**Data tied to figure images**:
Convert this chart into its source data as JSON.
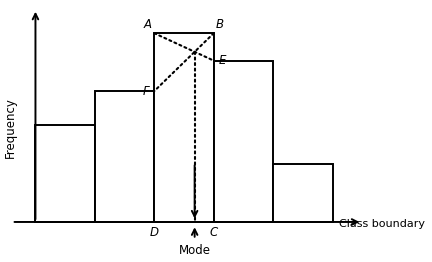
{
  "bar_lefts": [
    0,
    1,
    2,
    3,
    4
  ],
  "bar_heights": [
    3.2,
    4.3,
    6.2,
    5.3,
    1.9
  ],
  "bar_width": 1,
  "modal_bar_index": 2,
  "colors": {
    "bar_edge": "#000000",
    "bar_face": "#ffffff",
    "dotted_line": "#000000",
    "arrow": "#000000",
    "text": "#000000"
  },
  "figsize": [
    4.32,
    2.62
  ],
  "dpi": 100,
  "xlim": [
    -0.55,
    5.8
  ],
  "ylim": [
    -1.1,
    7.2
  ]
}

**Short exercise**:
Copy each line in full and exactly, omitting any picture.

**Output for this exercise**:
Convert this chart into its source data as JSON.
{
  "bar_lefts": [
    0,
    1,
    2,
    3,
    4
  ],
  "bar_heights": [
    3.2,
    4.3,
    6.2,
    5.3,
    1.9
  ],
  "bar_width": 1,
  "modal_bar_index": 2,
  "colors": {
    "bar_edge": "#000000",
    "bar_face": "#ffffff",
    "dotted_line": "#000000",
    "arrow": "#000000",
    "text": "#000000"
  },
  "figsize": [
    4.32,
    2.62
  ],
  "dpi": 100,
  "xlim": [
    -0.55,
    5.8
  ],
  "ylim": [
    -1.1,
    7.2
  ]
}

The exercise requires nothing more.